#### REQUIRED WORK
Reproduce the records below exactly as they appear.

==== SUPPLIED MATERIAL

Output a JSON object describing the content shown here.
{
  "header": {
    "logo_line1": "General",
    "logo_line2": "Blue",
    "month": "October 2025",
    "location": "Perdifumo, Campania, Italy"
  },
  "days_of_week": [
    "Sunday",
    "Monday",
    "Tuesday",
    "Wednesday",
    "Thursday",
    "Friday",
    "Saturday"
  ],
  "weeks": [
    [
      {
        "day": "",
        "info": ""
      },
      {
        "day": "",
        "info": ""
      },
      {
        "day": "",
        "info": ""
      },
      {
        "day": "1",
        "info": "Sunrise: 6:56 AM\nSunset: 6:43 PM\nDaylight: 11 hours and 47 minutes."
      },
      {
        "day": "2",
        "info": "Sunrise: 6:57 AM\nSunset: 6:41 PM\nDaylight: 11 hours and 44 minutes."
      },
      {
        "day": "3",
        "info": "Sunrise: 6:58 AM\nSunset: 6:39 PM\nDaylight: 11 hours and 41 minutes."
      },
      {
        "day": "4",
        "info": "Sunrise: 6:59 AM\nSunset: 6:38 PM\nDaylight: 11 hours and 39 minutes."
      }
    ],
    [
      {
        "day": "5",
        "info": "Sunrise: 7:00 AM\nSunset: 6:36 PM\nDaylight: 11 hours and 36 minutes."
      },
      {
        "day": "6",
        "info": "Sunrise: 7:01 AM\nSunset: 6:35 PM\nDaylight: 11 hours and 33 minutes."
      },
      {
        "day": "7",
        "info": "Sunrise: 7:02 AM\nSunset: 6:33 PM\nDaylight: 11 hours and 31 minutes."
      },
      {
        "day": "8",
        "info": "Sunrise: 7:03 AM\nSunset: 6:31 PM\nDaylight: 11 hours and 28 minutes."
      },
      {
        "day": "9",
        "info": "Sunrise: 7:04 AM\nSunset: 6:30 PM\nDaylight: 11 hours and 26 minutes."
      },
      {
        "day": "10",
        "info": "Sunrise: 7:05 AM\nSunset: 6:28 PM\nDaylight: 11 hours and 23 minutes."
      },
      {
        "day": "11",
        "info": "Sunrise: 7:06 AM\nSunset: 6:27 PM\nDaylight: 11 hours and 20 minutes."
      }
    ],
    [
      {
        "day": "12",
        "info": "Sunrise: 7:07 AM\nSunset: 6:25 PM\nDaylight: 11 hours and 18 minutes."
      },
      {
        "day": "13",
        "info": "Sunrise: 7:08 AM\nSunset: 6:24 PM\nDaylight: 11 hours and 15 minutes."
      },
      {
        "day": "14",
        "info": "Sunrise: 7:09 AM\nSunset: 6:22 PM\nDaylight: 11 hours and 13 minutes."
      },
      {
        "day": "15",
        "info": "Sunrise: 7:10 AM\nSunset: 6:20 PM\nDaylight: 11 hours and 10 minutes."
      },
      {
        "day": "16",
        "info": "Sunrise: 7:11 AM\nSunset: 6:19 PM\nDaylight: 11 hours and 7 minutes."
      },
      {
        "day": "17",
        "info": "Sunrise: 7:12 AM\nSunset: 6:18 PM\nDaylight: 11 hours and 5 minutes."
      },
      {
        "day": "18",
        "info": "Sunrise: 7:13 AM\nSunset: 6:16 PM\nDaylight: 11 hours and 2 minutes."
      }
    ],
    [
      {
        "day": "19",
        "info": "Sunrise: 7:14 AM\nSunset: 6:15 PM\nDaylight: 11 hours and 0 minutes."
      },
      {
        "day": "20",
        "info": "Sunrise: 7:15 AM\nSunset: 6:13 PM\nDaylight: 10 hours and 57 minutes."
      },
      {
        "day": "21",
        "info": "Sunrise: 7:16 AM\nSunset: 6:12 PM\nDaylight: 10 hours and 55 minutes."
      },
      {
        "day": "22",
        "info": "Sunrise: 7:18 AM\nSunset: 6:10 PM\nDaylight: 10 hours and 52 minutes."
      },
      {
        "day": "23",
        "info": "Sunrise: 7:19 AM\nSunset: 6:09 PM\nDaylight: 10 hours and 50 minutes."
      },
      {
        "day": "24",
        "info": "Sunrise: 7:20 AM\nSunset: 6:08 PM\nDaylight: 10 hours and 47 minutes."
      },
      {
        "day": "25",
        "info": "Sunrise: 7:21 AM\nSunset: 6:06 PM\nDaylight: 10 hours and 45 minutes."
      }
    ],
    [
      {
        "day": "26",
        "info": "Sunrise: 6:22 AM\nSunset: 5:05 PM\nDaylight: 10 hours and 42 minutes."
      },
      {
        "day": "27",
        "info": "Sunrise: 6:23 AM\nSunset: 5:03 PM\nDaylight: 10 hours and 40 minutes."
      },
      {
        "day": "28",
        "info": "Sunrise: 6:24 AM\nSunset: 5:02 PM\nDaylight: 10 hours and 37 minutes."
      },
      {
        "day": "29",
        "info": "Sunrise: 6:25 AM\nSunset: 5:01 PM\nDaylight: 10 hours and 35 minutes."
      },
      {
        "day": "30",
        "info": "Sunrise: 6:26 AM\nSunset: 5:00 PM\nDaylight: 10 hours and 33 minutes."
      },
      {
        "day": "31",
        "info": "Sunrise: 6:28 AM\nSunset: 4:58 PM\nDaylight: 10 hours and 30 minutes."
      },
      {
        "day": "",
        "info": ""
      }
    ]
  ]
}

========

#### OUTPUT BELOW
Output a JSON object describing the content shown here.
{
  "header": {
    "logo_line1": "General",
    "logo_line2": "Blue",
    "month": "October 2025",
    "location": "Perdifumo, Campania, Italy"
  },
  "days_of_week": [
    "Sunday",
    "Monday",
    "Tuesday",
    "Wednesday",
    "Thursday",
    "Friday",
    "Saturday"
  ],
  "weeks": [
    [
      {
        "day": "",
        "info": ""
      },
      {
        "day": "",
        "info": ""
      },
      {
        "day": "",
        "info": ""
      },
      {
        "day": "1",
        "info": "Sunrise: 6:56 AM\nSunset: 6:43 PM\nDaylight: 11 hours and 47 minutes."
      },
      {
        "day": "2",
        "info": "Sunrise: 6:57 AM\nSunset: 6:41 PM\nDaylight: 11 hours and 44 minutes."
      },
      {
        "day": "3",
        "info": "Sunrise: 6:58 AM\nSunset: 6:39 PM\nDaylight: 11 hours and 41 minutes."
      },
      {
        "day": "4",
        "info": "Sunrise: 6:59 AM\nSunset: 6:38 PM\nDaylight: 11 hours and 39 minutes."
      }
    ],
    [
      {
        "day": "5",
        "info": "Sunrise: 7:00 AM\nSunset: 6:36 PM\nDaylight: 11 hours and 36 minutes."
      },
      {
        "day": "6",
        "info": "Sunrise: 7:01 AM\nSunset: 6:35 PM\nDaylight: 11 hours and 33 minutes."
      },
      {
        "day": "7",
        "info": "Sunrise: 7:02 AM\nSunset: 6:33 PM\nDaylight: 11 hours and 31 minutes."
      },
      {
        "day": "8",
        "info": "Sunrise: 7:03 AM\nSunset: 6:31 PM\nDaylight: 11 hours and 28 minutes."
      },
      {
        "day": "9",
        "info": "Sunrise: 7:04 AM\nSunset: 6:30 PM\nDaylight: 11 hours and 26 minutes."
      },
      {
        "day": "10",
        "info": "Sunrise: 7:05 AM\nSunset: 6:28 PM\nDaylight: 11 hours and 23 minutes."
      },
      {
        "day": "11",
        "info": "Sunrise: 7:06 AM\nSunset: 6:27 PM\nDaylight: 11 hours and 20 minutes."
      }
    ],
    [
      {
        "day": "12",
        "info": "Sunrise: 7:07 AM\nSunset: 6:25 PM\nDaylight: 11 hours and 18 minutes."
      },
      {
        "day": "13",
        "info": "Sunrise: 7:08 AM\nSunset: 6:24 PM\nDaylight: 11 hours and 15 minutes."
      },
      {
        "day": "14",
        "info": "Sunrise: 7:09 AM\nSunset: 6:22 PM\nDaylight: 11 hours and 13 minutes."
      },
      {
        "day": "15",
        "info": "Sunrise: 7:10 AM\nSunset: 6:20 PM\nDaylight: 11 hours and 10 minutes."
      },
      {
        "day": "16",
        "info": "Sunrise: 7:11 AM\nSunset: 6:19 PM\nDaylight: 11 hours and 7 minutes."
      },
      {
        "day": "17",
        "info": "Sunrise: 7:12 AM\nSunset: 6:18 PM\nDaylight: 11 hours and 5 minutes."
      },
      {
        "day": "18",
        "info": "Sunrise: 7:13 AM\nSunset: 6:16 PM\nDaylight: 11 hours and 2 minutes."
      }
    ],
    [
      {
        "day": "19",
        "info": "Sunrise: 7:14 AM\nSunset: 6:15 PM\nDaylight: 11 hours and 0 minutes."
      },
      {
        "day": "20",
        "info": "Sunrise: 7:15 AM\nSunset: 6:13 PM\nDaylight: 10 hours and 57 minutes."
      },
      {
        "day": "21",
        "info": "Sunrise: 7:16 AM\nSunset: 6:12 PM\nDaylight: 10 hours and 55 minutes."
      },
      {
        "day": "22",
        "info": "Sunrise: 7:18 AM\nSunset: 6:10 PM\nDaylight: 10 hours and 52 minutes."
      },
      {
        "day": "23",
        "info": "Sunrise: 7:19 AM\nSunset: 6:09 PM\nDaylight: 10 hours and 50 minutes."
      },
      {
        "day": "24",
        "info": "Sunrise: 7:20 AM\nSunset: 6:08 PM\nDaylight: 10 hours and 47 minutes."
      },
      {
        "day": "25",
        "info": "Sunrise: 7:21 AM\nSunset: 6:06 PM\nDaylight: 10 hours and 45 minutes."
      }
    ],
    [
      {
        "day": "26",
        "info": "Sunrise: 6:22 AM\nSunset: 5:05 PM\nDaylight: 10 hours and 42 minutes."
      },
      {
        "day": "27",
        "info": "Sunrise: 6:23 AM\nSunset: 5:03 PM\nDaylight: 10 hours and 40 minutes."
      },
      {
        "day": "28",
        "info": "Sunrise: 6:24 AM\nSunset: 5:02 PM\nDaylight: 10 hours and 37 minutes."
      },
      {
        "day": "29",
        "info": "Sunrise: 6:25 AM\nSunset: 5:01 PM\nDaylight: 10 hours and 35 minutes."
      },
      {
        "day": "30",
        "info": "Sunrise: 6:26 AM\nSunset: 5:00 PM\nDaylight: 10 hours and 33 minutes."
      },
      {
        "day": "31",
        "info": "Sunrise: 6:28 AM\nSunset: 4:58 PM\nDaylight: 10 hours and 30 minutes."
      },
      {
        "day": "",
        "info": ""
      }
    ]
  ]
}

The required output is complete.